• Work to complete:
Copy each line of the material below that includes the string "interior".

• Supplied records:

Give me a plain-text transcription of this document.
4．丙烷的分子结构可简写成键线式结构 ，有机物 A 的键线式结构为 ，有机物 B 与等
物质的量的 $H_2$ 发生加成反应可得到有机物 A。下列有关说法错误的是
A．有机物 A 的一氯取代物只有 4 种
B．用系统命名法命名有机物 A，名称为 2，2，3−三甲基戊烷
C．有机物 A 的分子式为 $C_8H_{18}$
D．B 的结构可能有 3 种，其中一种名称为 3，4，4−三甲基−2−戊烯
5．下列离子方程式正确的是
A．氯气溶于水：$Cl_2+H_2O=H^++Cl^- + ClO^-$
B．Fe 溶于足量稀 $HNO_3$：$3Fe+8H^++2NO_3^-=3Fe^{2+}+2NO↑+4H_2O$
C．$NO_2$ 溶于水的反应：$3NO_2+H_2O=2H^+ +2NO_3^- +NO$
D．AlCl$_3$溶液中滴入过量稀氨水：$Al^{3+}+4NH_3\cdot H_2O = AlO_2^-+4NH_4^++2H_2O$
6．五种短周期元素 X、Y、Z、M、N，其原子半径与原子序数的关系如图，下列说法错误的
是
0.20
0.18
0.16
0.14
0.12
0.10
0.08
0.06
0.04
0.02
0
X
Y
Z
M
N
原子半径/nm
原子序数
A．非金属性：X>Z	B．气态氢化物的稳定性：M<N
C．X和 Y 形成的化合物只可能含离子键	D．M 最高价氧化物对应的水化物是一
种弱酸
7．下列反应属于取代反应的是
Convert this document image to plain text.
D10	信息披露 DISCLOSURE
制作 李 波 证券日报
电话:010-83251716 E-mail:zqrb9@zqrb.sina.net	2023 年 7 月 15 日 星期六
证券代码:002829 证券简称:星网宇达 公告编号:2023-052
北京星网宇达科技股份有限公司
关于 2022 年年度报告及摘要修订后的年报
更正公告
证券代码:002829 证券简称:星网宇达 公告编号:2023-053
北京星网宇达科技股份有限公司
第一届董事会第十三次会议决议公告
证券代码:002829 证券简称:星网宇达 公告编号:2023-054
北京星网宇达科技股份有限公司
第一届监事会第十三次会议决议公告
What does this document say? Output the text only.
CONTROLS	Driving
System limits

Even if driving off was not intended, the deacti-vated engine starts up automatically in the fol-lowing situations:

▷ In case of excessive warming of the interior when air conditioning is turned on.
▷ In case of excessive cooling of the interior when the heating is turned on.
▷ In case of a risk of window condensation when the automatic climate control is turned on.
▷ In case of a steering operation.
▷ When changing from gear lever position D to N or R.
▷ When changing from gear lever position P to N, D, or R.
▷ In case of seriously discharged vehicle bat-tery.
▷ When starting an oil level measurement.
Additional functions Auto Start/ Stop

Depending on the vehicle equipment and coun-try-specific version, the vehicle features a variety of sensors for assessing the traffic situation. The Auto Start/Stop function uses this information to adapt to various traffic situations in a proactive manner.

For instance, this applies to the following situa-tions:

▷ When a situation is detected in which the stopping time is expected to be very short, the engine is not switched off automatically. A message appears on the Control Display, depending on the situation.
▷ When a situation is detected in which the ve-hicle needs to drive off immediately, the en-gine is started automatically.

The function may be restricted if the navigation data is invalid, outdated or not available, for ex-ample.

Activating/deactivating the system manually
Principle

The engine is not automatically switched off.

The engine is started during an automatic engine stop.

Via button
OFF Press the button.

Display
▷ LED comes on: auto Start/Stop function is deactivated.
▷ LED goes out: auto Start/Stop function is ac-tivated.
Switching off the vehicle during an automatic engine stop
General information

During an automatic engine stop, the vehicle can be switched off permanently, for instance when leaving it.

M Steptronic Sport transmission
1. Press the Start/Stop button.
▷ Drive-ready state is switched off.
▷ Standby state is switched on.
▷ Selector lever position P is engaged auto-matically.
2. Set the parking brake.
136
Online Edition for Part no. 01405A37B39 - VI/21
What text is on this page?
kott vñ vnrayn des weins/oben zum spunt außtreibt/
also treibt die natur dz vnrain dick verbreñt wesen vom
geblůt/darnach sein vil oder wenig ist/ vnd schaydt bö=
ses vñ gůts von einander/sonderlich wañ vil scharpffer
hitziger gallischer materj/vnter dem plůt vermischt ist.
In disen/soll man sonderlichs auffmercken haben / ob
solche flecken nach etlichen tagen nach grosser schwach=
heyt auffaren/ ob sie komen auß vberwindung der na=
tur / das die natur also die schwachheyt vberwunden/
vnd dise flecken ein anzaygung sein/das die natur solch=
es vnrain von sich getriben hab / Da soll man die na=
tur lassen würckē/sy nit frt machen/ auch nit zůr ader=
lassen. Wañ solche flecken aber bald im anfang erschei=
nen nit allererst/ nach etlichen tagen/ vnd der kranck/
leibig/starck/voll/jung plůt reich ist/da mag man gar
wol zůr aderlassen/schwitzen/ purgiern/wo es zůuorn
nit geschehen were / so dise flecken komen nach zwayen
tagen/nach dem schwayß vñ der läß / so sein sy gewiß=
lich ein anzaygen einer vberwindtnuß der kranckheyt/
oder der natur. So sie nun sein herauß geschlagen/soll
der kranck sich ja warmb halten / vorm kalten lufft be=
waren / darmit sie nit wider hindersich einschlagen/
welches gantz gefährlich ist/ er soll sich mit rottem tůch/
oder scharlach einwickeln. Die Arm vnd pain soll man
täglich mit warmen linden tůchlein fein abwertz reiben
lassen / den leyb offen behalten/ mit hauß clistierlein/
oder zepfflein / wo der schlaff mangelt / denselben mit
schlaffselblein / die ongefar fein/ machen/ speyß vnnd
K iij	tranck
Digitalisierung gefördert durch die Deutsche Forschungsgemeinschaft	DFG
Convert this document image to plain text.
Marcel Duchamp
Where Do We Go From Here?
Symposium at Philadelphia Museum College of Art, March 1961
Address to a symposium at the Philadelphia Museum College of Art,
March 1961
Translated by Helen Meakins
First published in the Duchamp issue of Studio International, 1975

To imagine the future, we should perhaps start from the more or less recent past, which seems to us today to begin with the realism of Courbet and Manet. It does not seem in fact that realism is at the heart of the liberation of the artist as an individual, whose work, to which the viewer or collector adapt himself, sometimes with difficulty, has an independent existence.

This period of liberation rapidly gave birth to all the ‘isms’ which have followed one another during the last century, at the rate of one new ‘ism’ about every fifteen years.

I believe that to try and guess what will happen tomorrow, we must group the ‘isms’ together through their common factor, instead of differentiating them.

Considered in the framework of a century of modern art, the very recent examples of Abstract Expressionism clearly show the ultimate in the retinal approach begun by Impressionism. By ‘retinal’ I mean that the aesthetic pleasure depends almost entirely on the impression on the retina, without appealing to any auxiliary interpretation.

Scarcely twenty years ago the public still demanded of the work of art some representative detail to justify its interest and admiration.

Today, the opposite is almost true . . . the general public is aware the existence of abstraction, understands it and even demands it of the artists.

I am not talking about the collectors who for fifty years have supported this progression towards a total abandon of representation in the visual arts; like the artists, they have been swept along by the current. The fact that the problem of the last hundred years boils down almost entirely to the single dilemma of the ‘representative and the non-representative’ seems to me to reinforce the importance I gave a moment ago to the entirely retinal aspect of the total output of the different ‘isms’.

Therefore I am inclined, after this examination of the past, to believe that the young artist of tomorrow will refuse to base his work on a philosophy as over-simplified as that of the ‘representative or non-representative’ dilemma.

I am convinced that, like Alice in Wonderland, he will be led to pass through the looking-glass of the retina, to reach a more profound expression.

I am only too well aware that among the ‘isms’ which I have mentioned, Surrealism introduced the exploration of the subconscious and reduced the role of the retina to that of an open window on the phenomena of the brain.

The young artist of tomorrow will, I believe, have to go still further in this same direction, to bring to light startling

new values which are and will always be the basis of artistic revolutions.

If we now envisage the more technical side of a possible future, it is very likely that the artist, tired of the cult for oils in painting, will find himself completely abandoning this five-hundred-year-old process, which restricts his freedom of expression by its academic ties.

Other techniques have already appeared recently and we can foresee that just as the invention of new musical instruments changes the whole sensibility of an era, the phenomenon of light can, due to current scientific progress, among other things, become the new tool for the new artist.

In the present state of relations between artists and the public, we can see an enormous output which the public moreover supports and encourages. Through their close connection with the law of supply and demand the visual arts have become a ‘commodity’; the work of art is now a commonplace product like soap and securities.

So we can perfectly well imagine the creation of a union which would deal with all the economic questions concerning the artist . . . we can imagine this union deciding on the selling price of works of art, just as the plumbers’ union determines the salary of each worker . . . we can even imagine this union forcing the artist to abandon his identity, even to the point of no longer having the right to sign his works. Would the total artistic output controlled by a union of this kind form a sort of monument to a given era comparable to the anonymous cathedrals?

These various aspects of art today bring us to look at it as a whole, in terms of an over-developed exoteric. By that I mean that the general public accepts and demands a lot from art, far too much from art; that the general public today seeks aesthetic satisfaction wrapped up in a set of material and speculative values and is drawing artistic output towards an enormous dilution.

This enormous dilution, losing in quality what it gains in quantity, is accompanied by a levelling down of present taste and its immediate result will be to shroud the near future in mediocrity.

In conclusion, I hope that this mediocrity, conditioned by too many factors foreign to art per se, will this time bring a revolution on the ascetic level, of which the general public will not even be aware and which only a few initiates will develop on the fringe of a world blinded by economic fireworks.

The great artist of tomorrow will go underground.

• Result for this task:
▷ In case of excessive warming of the interior when air conditioning is turned on.
▷ In case of excessive cooling of the interior when the heating is turned on.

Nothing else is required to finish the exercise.